- WORK TO DO: Please transcribe the stretch from "Re: NULL pointer" through "a syntax erro." in the mailing-list text on NULL pointer arithmetic below.

- TEXT SECTION:
*-*-*

And I can only read the "previously specified" to refer to the 
equivalence between a NULL pointer and integer 0, because nothing before 
paragraph 6 talks about pointer to integer, so I can't see how it can be 
read as something more specific than all the things mentioned in the 
prebious 6 paragraphs.



  Johnny

--
Johnny Billquist  || "I'm on a bus
  ||  on a psychedelic trip
email: b...@softjar.se ||  Reading murder books
pdp is alive! ||  tryin' to stay hip" - B. Idol


Re: NULL pointer arithmetic issues

2020-02-24 Thread Johnny Billquist

On 2020-02-24 21:18, Mouse wrote:

If we use 0x0, it can be a valid pointer.



If we use NULL, it's not expected to work and will eventually
generate a syntax erro.


Then someone has severely broken compatability with older versions of
C.  0x0 and (when one of the suitable #includes has been done) NULL
have both historically been perfectly good null pointer constants.

Also...syntax error?  Really?  _Syntax_ error??  I'd really like to see
what they've done to the grammar to lead to that; I'm having trouble
imagining how that would be done.

*-*-*

- RAW DATA:
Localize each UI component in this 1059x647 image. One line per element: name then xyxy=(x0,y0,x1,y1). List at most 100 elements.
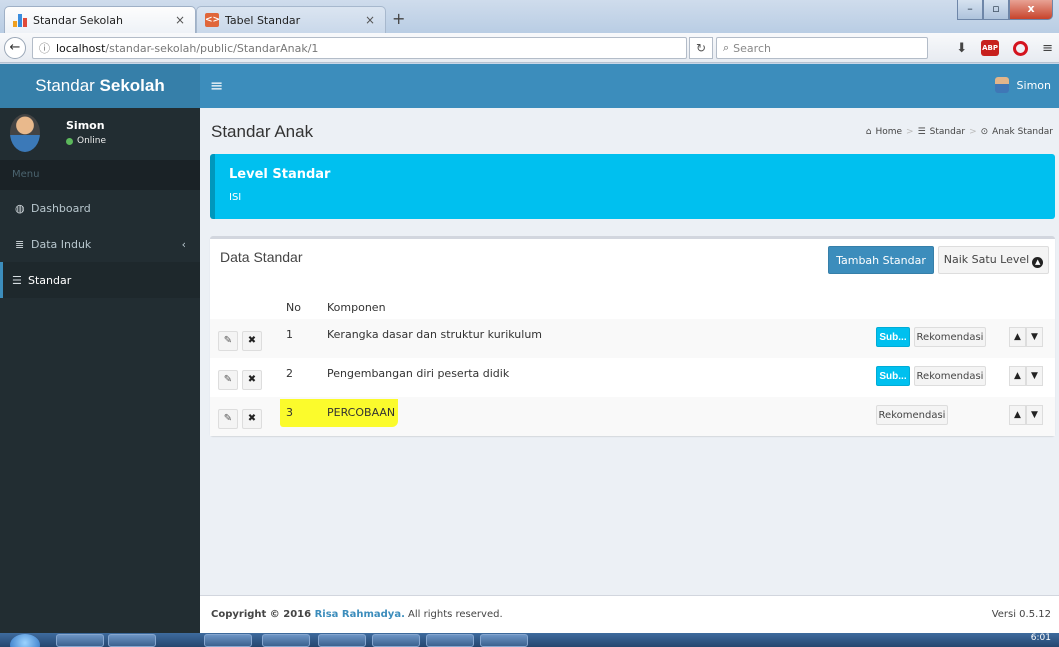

*-*-*

- RESPONSE FOR THIS EXERCISE:
Re: NULL pointer arithmetic issues

2020-02-24 Thread Johnny Billquist

On 2020-02-24 21:18, Mouse wrote:

If we use 0x0, it can be a valid pointer.



If we use NULL, it's not expected to work and will eventually
generate a syntax erro.